--- start ---

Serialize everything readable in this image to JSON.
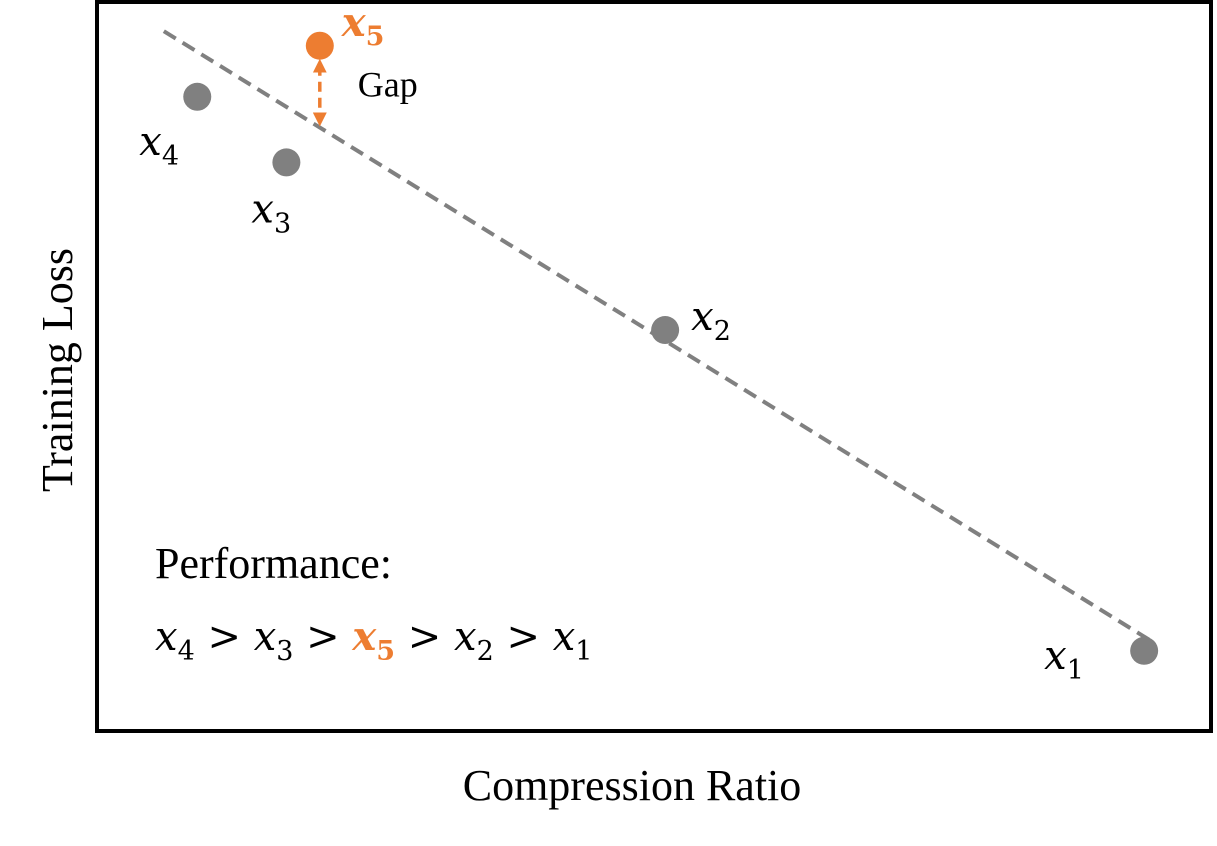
{
  "chart_data": {
    "type": "scatter",
    "title": "",
    "xlabel": "Compression Ratio",
    "ylabel": "Training Loss",
    "x_ticks": "none",
    "y_ticks": "none",
    "grid": false,
    "colors": {
      "default_point": "#808080",
      "highlight": "#ED7D31",
      "trend_line": "#808080",
      "frame": "#000000"
    },
    "points": [
      {
        "label": "x",
        "sub": "1",
        "x": 0.94,
        "y": 0.11,
        "highlight": false
      },
      {
        "label": "x",
        "sub": "2",
        "x": 0.51,
        "y": 0.55,
        "highlight": false
      },
      {
        "label": "x",
        "sub": "3",
        "x": 0.17,
        "y": 0.78,
        "highlight": false
      },
      {
        "label": "x",
        "sub": "4",
        "x": 0.09,
        "y": 0.87,
        "highlight": false
      },
      {
        "label": "x",
        "sub": "5",
        "x": 0.2,
        "y": 0.94,
        "highlight": true
      }
    ],
    "trend_line": {
      "style": "dashed",
      "x": [
        0.06,
        0.95
      ],
      "y": [
        0.96,
        0.12
      ]
    },
    "gap_annotation": {
      "text": "Gap",
      "from_point": "x5",
      "to": "trend line"
    },
    "performance_note": {
      "title": "Performance:",
      "order": [
        {
          "label": "x",
          "sub": "4",
          "highlight": false
        },
        {
          "label": "x",
          "sub": "3",
          "highlight": false
        },
        {
          "label": "x",
          "sub": "5",
          "highlight": true
        },
        {
          "label": "x",
          "sub": "2",
          "highlight": false
        },
        {
          "label": "x",
          "sub": "1",
          "highlight": false
        }
      ],
      "separator": ">"
    }
  }
}
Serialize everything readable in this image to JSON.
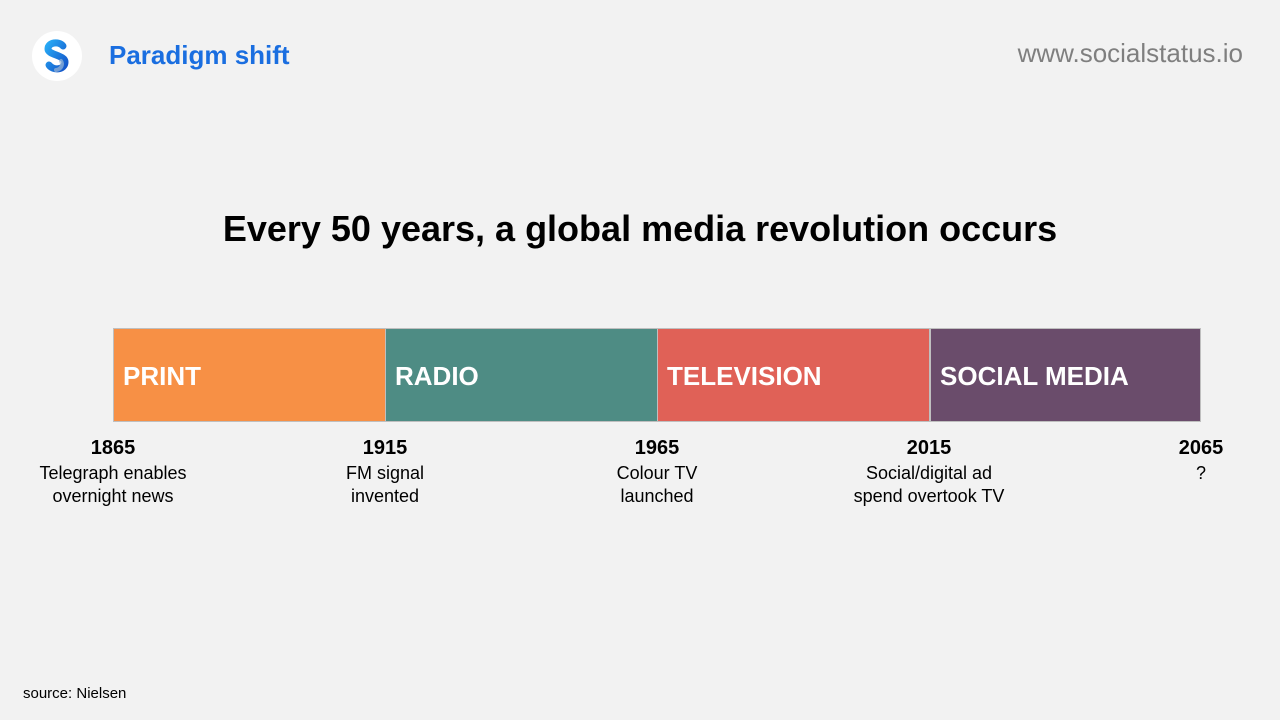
{
  "header": {
    "title": "Paradigm shift",
    "website": "www.socialstatus.io",
    "logo_icon": "socialstatus-logo-icon"
  },
  "headline": "Every 50 years, a global media revolution occurs",
  "eras": [
    {
      "label": "PRINT",
      "color": "#f79045"
    },
    {
      "label": "RADIO",
      "color": "#4e8c84"
    },
    {
      "label": "TELEVISION",
      "color": "#e06157"
    },
    {
      "label": "SOCIAL MEDIA",
      "color": "#6a4c6b"
    }
  ],
  "milestones": [
    {
      "year": "1865",
      "note": "Telegraph enables\novernight news"
    },
    {
      "year": "1915",
      "note": "FM signal\ninvented"
    },
    {
      "year": "1965",
      "note": "Colour TV\nlaunched"
    },
    {
      "year": "2015",
      "note": "Social/digital ad\nspend overtook TV"
    },
    {
      "year": "2065",
      "note": "?"
    }
  ],
  "source": "source: Nielsen"
}
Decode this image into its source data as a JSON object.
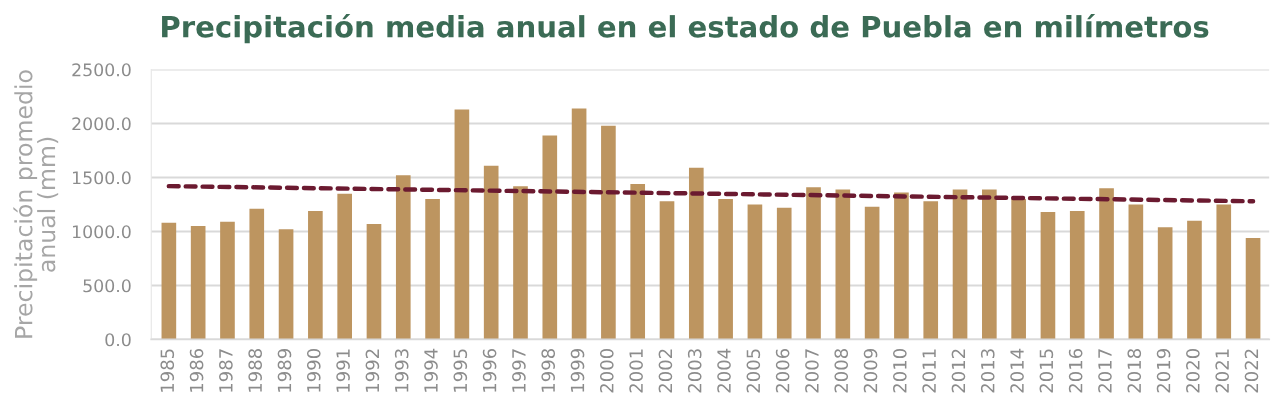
{
  "chart_data": {
    "type": "bar",
    "title": "Precipitación media anual en el estado de Puebla en milímetros",
    "ylabel": "Precipitación promedio\nanual (mm)",
    "x": [
      1985,
      1986,
      1987,
      1988,
      1989,
      1990,
      1991,
      1992,
      1993,
      1994,
      1995,
      1996,
      1997,
      1998,
      1999,
      2000,
      2001,
      2002,
      2003,
      2004,
      2005,
      2006,
      2007,
      2008,
      2009,
      2010,
      2011,
      2012,
      2013,
      2014,
      2015,
      2016,
      2017,
      2018,
      2019,
      2020,
      2021,
      2022
    ],
    "series": [
      {
        "color": "#bd9560",
        "values": [
          1080,
          1050,
          1090,
          1210,
          1020,
          1190,
          1350,
          1070,
          1520,
          1300,
          2130,
          1610,
          1420,
          1890,
          2140,
          1980,
          1440,
          1280,
          1590,
          1300,
          1250,
          1220,
          1410,
          1390,
          1230,
          1360,
          1280,
          1390,
          1390,
          1300,
          1180,
          1190,
          1400,
          1250,
          1040,
          1100,
          1250,
          940
        ]
      },
      {
        "type": "line",
        "color": "#6b1a30",
        "line_style": "dashed",
        "x": [
          1985,
          2022
        ],
        "values": [
          1420,
          1280
        ]
      }
    ],
    "xlim": [
      1984.4,
      2022.55
    ],
    "xticks": [
      1985,
      1986,
      1987,
      1988,
      1989,
      1990,
      1991,
      1992,
      1993,
      1994,
      1995,
      1996,
      1997,
      1998,
      1999,
      2000,
      2001,
      2002,
      2003,
      2004,
      2005,
      2006,
      2007,
      2008,
      2009,
      2010,
      2011,
      2012,
      2013,
      2014,
      2015,
      2016,
      2017,
      2018,
      2019,
      2020,
      2021,
      2022
    ],
    "ylim": [
      0,
      2500
    ],
    "yticks": [
      {
        "value": 0,
        "label": "0.0"
      },
      {
        "value": 500,
        "label": "500.0"
      },
      {
        "value": 1000,
        "label": "1000.0"
      },
      {
        "value": 1500,
        "label": "1500.0"
      },
      {
        "value": 2000,
        "label": "2000.0"
      },
      {
        "value": 2500,
        "label": "2500.0"
      }
    ],
    "grid": "y"
  }
}
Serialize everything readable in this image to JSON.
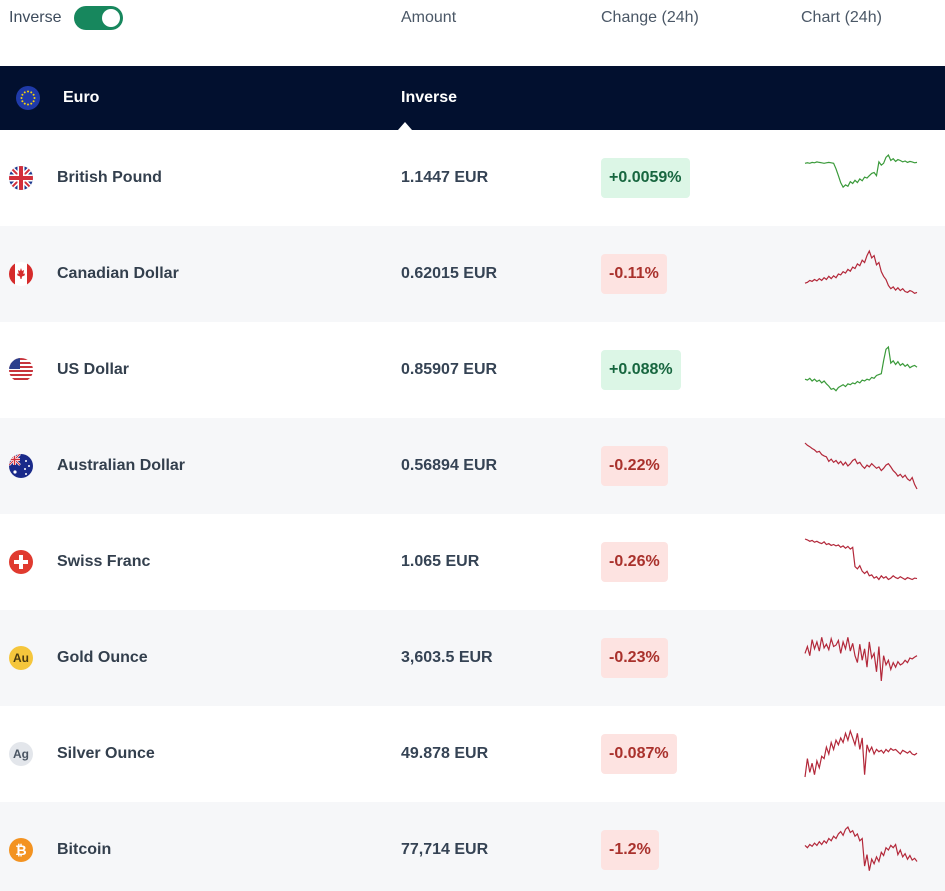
{
  "header": {
    "inverse_label": "Inverse",
    "inverse_on": true,
    "col_amount": "Amount",
    "col_change": "Change (24h)",
    "col_chart": "Chart (24h)"
  },
  "base": {
    "name": "Euro",
    "mode": "Inverse"
  },
  "colors": {
    "up_line": "#3a9a3a",
    "down_line": "#b3283a",
    "accent": "#17875d",
    "header_bg": "#02102f"
  },
  "rows": [
    {
      "name": "British Pound",
      "icon": "uk-flag-icon",
      "amount": "1.1447 EUR",
      "change": "+0.0059%",
      "direction": "up",
      "trend": [
        0.82,
        0.83,
        0.82,
        0.84,
        0.83,
        0.85,
        0.84,
        0.83,
        0.82,
        0.83,
        0.84,
        0.83,
        0.82,
        0.7,
        0.55,
        0.4,
        0.3,
        0.35,
        0.32,
        0.42,
        0.38,
        0.45,
        0.4,
        0.48,
        0.44,
        0.52,
        0.5,
        0.55,
        0.6,
        0.62,
        0.55,
        0.85,
        0.78,
        0.82,
        0.95,
        1.0,
        0.88,
        0.92,
        0.86,
        0.9,
        0.88,
        0.85,
        0.87,
        0.84,
        0.86,
        0.85,
        0.83,
        0.84
      ]
    },
    {
      "name": "Canadian Dollar",
      "icon": "canada-flag-icon",
      "amount": "0.62015 EUR",
      "change": "-0.11%",
      "direction": "down",
      "trend": [
        0.3,
        0.32,
        0.36,
        0.34,
        0.38,
        0.35,
        0.4,
        0.36,
        0.42,
        0.38,
        0.45,
        0.4,
        0.46,
        0.42,
        0.5,
        0.48,
        0.55,
        0.52,
        0.6,
        0.56,
        0.65,
        0.62,
        0.72,
        0.68,
        0.8,
        0.75,
        0.9,
        1.0,
        0.85,
        0.9,
        0.7,
        0.75,
        0.55,
        0.45,
        0.38,
        0.25,
        0.18,
        0.22,
        0.15,
        0.2,
        0.14,
        0.18,
        0.12,
        0.1,
        0.14,
        0.12,
        0.08,
        0.1
      ]
    },
    {
      "name": "US Dollar",
      "icon": "us-flag-icon",
      "amount": "0.85907 EUR",
      "change": "+0.088%",
      "direction": "up",
      "trend": [
        0.3,
        0.28,
        0.32,
        0.26,
        0.3,
        0.25,
        0.28,
        0.22,
        0.26,
        0.2,
        0.15,
        0.08,
        0.1,
        0.05,
        0.12,
        0.15,
        0.18,
        0.14,
        0.2,
        0.18,
        0.22,
        0.2,
        0.25,
        0.22,
        0.28,
        0.26,
        0.3,
        0.28,
        0.34,
        0.32,
        0.38,
        0.4,
        0.42,
        0.7,
        0.95,
        1.0,
        0.65,
        0.7,
        0.62,
        0.68,
        0.6,
        0.64,
        0.58,
        0.62,
        0.55,
        0.58,
        0.6,
        0.56
      ]
    },
    {
      "name": "Australian Dollar",
      "icon": "australia-flag-icon",
      "amount": "0.56894 EUR",
      "change": "-0.22%",
      "direction": "down",
      "trend": [
        1.0,
        0.95,
        0.92,
        0.88,
        0.85,
        0.8,
        0.82,
        0.75,
        0.72,
        0.7,
        0.6,
        0.65,
        0.58,
        0.62,
        0.55,
        0.6,
        0.52,
        0.58,
        0.5,
        0.55,
        0.62,
        0.65,
        0.55,
        0.58,
        0.5,
        0.45,
        0.52,
        0.48,
        0.55,
        0.5,
        0.45,
        0.48,
        0.4,
        0.45,
        0.52,
        0.55,
        0.48,
        0.4,
        0.35,
        0.28,
        0.32,
        0.25,
        0.3,
        0.22,
        0.18,
        0.25,
        0.1,
        0.0
      ]
    },
    {
      "name": "Swiss Franc",
      "icon": "swiss-flag-icon",
      "amount": "1.065 EUR",
      "change": "-0.26%",
      "direction": "down",
      "trend": [
        1.0,
        0.98,
        0.95,
        0.97,
        0.93,
        0.95,
        0.92,
        0.9,
        0.94,
        0.88,
        0.9,
        0.86,
        0.88,
        0.85,
        0.87,
        0.82,
        0.85,
        0.8,
        0.84,
        0.78,
        0.82,
        0.4,
        0.35,
        0.42,
        0.3,
        0.25,
        0.3,
        0.2,
        0.22,
        0.15,
        0.18,
        0.12,
        0.2,
        0.15,
        0.18,
        0.12,
        0.15,
        0.2,
        0.16,
        0.14,
        0.18,
        0.15,
        0.12,
        0.16,
        0.14,
        0.12,
        0.15,
        0.14
      ]
    },
    {
      "name": "Gold Ounce",
      "icon": "gold-au-icon",
      "amount": "3,603.5 EUR",
      "change": "-0.23%",
      "direction": "down",
      "trend": [
        0.6,
        0.75,
        0.55,
        0.9,
        0.7,
        0.85,
        0.65,
        0.95,
        0.72,
        0.8,
        0.68,
        0.92,
        0.75,
        0.78,
        0.88,
        0.6,
        0.85,
        0.7,
        0.95,
        0.65,
        0.82,
        0.55,
        0.4,
        0.8,
        0.45,
        0.7,
        0.3,
        0.85,
        0.5,
        0.6,
        0.2,
        0.75,
        0.0,
        0.55,
        0.35,
        0.45,
        0.25,
        0.4,
        0.3,
        0.42,
        0.35,
        0.38,
        0.45,
        0.4,
        0.5,
        0.48,
        0.52,
        0.55
      ]
    },
    {
      "name": "Silver Ounce",
      "icon": "silver-ag-icon",
      "amount": "49.878 EUR",
      "change": "-0.087%",
      "direction": "down",
      "trend": [
        0.0,
        0.4,
        0.1,
        0.3,
        0.05,
        0.35,
        0.2,
        0.45,
        0.4,
        0.65,
        0.5,
        0.75,
        0.6,
        0.8,
        0.7,
        0.85,
        0.75,
        0.95,
        0.8,
        1.0,
        0.85,
        0.7,
        0.95,
        0.6,
        0.85,
        0.05,
        0.7,
        0.55,
        0.65,
        0.5,
        0.6,
        0.55,
        0.58,
        0.52,
        0.6,
        0.55,
        0.62,
        0.58,
        0.6,
        0.55,
        0.5,
        0.58,
        0.55,
        0.52,
        0.56,
        0.5,
        0.48,
        0.52
      ]
    },
    {
      "name": "Bitcoin",
      "icon": "bitcoin-icon",
      "amount": "77,714 EUR",
      "change": "-1.2%",
      "direction": "down",
      "trend": [
        0.6,
        0.55,
        0.62,
        0.58,
        0.65,
        0.6,
        0.68,
        0.62,
        0.7,
        0.65,
        0.75,
        0.7,
        0.8,
        0.75,
        0.85,
        0.9,
        0.82,
        0.95,
        1.0,
        0.88,
        0.92,
        0.8,
        0.85,
        0.7,
        0.75,
        0.15,
        0.4,
        0.05,
        0.3,
        0.2,
        0.35,
        0.25,
        0.45,
        0.38,
        0.55,
        0.5,
        0.6,
        0.55,
        0.62,
        0.4,
        0.5,
        0.35,
        0.42,
        0.3,
        0.38,
        0.28,
        0.32,
        0.25
      ]
    }
  ]
}
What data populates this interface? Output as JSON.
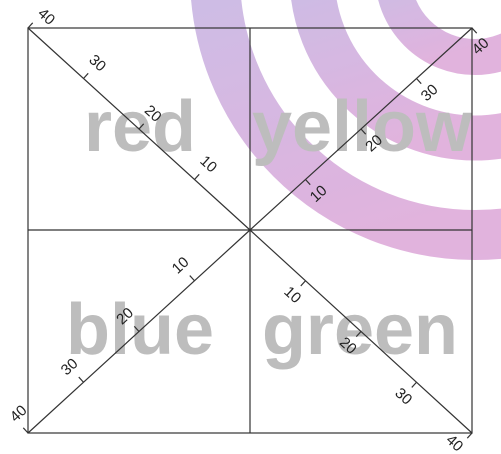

--- end ---

### INSTRUCTIONS TO FOLLOW
Check each line above for "true" and return the ones that have it.

### ANSWER TO THIS PROBLEM
        "highlight": true
          "highlight": true
    "inverse_on": true,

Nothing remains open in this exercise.